_EXERCISE OBJECTIVE:_ Select every line below containing the word "date".

_DATASET:_
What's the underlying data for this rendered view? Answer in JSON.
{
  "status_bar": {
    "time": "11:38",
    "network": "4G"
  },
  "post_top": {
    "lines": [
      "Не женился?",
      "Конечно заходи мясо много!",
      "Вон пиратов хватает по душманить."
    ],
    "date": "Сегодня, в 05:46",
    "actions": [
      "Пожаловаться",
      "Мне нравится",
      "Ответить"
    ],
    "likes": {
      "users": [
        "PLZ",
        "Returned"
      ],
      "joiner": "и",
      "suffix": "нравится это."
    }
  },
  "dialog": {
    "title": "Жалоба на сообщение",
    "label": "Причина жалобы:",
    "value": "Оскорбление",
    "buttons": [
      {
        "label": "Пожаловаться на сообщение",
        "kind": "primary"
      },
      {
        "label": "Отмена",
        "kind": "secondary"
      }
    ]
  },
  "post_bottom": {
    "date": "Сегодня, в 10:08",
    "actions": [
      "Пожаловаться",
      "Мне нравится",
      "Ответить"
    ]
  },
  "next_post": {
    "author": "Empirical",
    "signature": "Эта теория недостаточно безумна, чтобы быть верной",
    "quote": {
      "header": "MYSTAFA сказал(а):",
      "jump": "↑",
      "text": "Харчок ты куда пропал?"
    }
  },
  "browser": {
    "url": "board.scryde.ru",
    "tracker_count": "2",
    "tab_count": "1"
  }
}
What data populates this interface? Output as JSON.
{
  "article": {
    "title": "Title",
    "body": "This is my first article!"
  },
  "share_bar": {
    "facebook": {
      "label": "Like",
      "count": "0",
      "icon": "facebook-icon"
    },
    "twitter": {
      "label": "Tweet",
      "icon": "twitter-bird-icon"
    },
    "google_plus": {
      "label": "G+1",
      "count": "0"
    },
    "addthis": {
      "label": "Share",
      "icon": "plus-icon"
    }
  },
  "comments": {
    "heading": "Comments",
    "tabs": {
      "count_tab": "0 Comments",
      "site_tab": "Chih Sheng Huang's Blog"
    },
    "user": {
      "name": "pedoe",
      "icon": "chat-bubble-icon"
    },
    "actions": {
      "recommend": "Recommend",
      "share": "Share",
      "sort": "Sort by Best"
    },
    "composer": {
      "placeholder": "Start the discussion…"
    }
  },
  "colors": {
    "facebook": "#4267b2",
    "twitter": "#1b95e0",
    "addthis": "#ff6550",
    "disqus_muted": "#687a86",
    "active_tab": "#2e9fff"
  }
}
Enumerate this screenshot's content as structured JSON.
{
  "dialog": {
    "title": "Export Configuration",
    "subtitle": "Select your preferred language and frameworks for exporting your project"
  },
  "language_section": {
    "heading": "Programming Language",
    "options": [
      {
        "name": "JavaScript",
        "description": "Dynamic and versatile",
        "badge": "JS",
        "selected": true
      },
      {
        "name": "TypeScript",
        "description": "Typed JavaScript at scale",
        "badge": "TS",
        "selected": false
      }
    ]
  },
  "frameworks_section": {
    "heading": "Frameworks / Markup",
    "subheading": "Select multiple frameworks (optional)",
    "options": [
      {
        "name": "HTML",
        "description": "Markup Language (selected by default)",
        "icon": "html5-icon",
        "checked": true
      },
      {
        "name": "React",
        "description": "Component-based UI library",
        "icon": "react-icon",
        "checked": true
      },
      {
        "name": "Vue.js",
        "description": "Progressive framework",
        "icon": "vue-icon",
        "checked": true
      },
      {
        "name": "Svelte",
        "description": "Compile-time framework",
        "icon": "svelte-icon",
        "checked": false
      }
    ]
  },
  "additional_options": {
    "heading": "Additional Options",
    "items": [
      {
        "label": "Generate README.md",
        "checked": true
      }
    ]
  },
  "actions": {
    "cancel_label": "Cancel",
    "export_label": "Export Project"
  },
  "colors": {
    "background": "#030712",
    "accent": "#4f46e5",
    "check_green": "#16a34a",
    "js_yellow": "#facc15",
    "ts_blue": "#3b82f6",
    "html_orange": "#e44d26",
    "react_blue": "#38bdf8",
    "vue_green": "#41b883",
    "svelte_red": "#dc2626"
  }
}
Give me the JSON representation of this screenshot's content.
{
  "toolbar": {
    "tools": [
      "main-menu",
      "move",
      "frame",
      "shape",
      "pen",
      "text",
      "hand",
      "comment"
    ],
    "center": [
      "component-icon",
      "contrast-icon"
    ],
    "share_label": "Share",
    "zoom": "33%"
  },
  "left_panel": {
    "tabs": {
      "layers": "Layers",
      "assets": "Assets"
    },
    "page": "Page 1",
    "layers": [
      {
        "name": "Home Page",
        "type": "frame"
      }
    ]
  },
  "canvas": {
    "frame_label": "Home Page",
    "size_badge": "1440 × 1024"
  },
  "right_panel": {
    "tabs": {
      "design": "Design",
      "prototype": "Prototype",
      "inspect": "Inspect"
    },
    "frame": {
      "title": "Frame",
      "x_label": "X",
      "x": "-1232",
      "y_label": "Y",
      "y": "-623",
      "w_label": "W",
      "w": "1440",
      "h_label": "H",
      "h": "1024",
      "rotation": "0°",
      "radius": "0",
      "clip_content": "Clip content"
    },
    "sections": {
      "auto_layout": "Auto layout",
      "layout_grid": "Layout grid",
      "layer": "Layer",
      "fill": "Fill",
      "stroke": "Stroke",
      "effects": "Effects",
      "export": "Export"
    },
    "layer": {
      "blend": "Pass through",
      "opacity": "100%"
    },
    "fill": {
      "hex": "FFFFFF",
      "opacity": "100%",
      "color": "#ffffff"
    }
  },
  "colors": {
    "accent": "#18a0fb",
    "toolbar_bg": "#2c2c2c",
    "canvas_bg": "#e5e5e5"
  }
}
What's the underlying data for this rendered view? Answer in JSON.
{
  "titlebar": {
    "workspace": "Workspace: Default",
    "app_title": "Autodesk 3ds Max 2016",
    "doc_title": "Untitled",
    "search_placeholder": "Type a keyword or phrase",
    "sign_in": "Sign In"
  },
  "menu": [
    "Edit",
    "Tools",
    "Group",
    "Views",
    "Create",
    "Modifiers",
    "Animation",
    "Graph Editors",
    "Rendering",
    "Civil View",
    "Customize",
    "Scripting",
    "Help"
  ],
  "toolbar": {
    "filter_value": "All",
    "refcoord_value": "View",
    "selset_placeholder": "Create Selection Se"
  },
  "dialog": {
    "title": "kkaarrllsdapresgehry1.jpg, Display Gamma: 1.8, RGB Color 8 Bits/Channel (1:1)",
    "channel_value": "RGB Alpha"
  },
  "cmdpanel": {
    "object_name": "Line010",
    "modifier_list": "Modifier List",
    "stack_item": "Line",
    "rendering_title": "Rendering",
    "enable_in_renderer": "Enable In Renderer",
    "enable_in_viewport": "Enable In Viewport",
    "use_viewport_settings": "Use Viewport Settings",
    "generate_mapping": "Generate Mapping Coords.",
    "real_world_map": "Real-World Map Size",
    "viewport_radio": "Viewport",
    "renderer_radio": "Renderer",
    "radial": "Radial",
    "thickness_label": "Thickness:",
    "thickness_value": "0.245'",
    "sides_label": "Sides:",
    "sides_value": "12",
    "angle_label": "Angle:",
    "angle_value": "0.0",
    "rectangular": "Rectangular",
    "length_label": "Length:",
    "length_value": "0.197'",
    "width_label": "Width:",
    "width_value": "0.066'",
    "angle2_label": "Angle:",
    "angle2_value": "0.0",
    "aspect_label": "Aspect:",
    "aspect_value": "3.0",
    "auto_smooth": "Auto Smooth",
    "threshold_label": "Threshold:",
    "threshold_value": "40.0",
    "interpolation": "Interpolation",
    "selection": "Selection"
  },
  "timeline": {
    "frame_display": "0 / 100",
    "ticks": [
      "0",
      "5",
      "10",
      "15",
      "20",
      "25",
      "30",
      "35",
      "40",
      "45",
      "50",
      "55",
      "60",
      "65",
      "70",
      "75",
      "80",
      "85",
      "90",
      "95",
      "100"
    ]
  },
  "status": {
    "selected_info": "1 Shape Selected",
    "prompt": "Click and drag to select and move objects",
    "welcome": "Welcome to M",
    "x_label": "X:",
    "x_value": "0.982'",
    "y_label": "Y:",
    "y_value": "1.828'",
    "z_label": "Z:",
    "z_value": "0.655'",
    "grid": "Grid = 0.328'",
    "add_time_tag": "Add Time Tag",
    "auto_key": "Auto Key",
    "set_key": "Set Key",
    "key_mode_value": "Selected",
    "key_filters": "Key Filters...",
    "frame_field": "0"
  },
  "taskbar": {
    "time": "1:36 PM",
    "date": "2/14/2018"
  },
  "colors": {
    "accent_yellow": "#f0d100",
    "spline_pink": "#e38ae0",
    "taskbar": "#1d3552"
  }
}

_REPLY:_
    "date": "Сегодня, в 05:46",
    "date": "Сегодня, в 10:08",
    "date": "2/14/2018"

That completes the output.